# [Exercise goal]
Write the entries below out again exactly; any picture in them stays out.

# [Available records]
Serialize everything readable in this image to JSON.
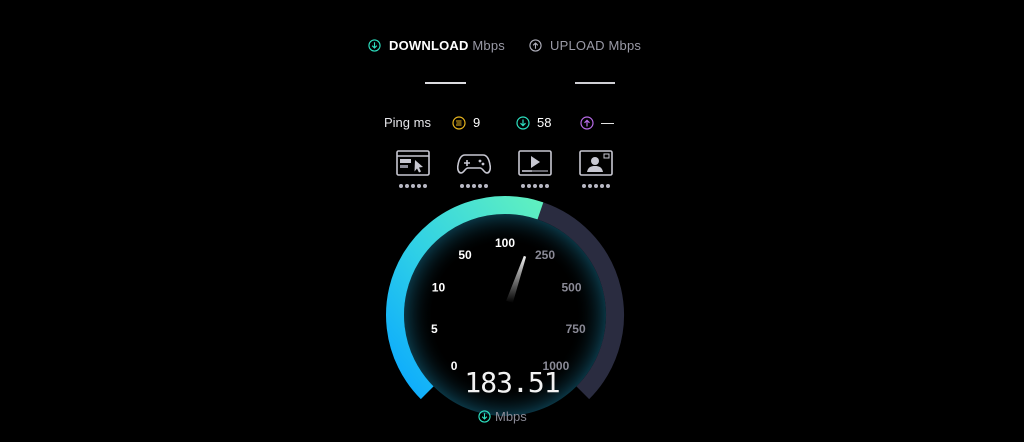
{
  "tabs": {
    "download": {
      "name": "DOWNLOAD",
      "unit": "Mbps"
    },
    "upload": {
      "name": "UPLOAD",
      "unit": "Mbps"
    }
  },
  "ping": {
    "label": "Ping ms",
    "jitter": "9",
    "download": "58",
    "upload": "—"
  },
  "experience_icons": [
    "browsing-icon",
    "gaming-icon",
    "video-streaming-icon",
    "video-call-icon"
  ],
  "gauge": {
    "ticks": [
      "0",
      "5",
      "10",
      "50",
      "100",
      "250",
      "500",
      "750",
      "1000"
    ],
    "value": "183.51",
    "unit": "Mbps"
  },
  "colors": {
    "accent_teal": "#2de0c0",
    "accent_blue": "#1aa8f0",
    "jitter_yellow": "#e8b51e",
    "upload_purple": "#b86be8",
    "gauge_track": "#2a2c40"
  }
}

# [Correct answer]
Serialize everything readable in this image to JSON.
{
  "tabs": {
    "download": {
      "name": "DOWNLOAD",
      "unit": "Mbps"
    },
    "upload": {
      "name": "UPLOAD",
      "unit": "Mbps"
    }
  },
  "ping": {
    "label": "Ping ms",
    "jitter": "9",
    "download": "58",
    "upload": "—"
  },
  "experience_icons": [
    "browsing-icon",
    "gaming-icon",
    "video-streaming-icon",
    "video-call-icon"
  ],
  "gauge": {
    "ticks": [
      "0",
      "5",
      "10",
      "50",
      "100",
      "250",
      "500",
      "750",
      "1000"
    ],
    "value": "183.51",
    "unit": "Mbps"
  },
  "colors": {
    "accent_teal": "#2de0c0",
    "accent_blue": "#1aa8f0",
    "jitter_yellow": "#e8b51e",
    "upload_purple": "#b86be8",
    "gauge_track": "#2a2c40"
  }
}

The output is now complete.